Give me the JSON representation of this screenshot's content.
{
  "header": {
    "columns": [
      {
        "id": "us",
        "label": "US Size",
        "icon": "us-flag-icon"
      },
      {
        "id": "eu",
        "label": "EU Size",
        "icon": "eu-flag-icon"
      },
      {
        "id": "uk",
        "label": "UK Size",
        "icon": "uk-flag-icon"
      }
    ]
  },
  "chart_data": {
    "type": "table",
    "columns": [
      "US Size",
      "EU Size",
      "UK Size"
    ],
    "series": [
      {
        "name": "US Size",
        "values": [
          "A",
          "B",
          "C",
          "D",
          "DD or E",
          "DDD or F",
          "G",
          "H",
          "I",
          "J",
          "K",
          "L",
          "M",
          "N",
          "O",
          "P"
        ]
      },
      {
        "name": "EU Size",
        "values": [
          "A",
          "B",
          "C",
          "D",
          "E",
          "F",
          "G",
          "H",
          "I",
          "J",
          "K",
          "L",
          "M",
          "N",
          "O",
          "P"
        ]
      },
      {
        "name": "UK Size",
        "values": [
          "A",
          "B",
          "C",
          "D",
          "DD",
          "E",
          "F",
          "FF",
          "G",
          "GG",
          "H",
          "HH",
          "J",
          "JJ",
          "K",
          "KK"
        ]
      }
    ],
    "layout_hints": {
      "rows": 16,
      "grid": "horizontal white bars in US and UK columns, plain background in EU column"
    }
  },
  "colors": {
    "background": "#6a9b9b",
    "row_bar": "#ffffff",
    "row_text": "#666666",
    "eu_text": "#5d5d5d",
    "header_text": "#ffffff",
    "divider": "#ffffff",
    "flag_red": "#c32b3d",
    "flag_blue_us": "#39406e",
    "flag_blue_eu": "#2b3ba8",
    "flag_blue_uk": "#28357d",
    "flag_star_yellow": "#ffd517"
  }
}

* * * * *

AIM | Search the listing for the word "icon". Copy every line in which it occurs.

EXERCISE RESPONSE |
        "icon": "us-flag-icon"
        "icon": "eu-flag-icon"
        "icon": "uk-flag-icon"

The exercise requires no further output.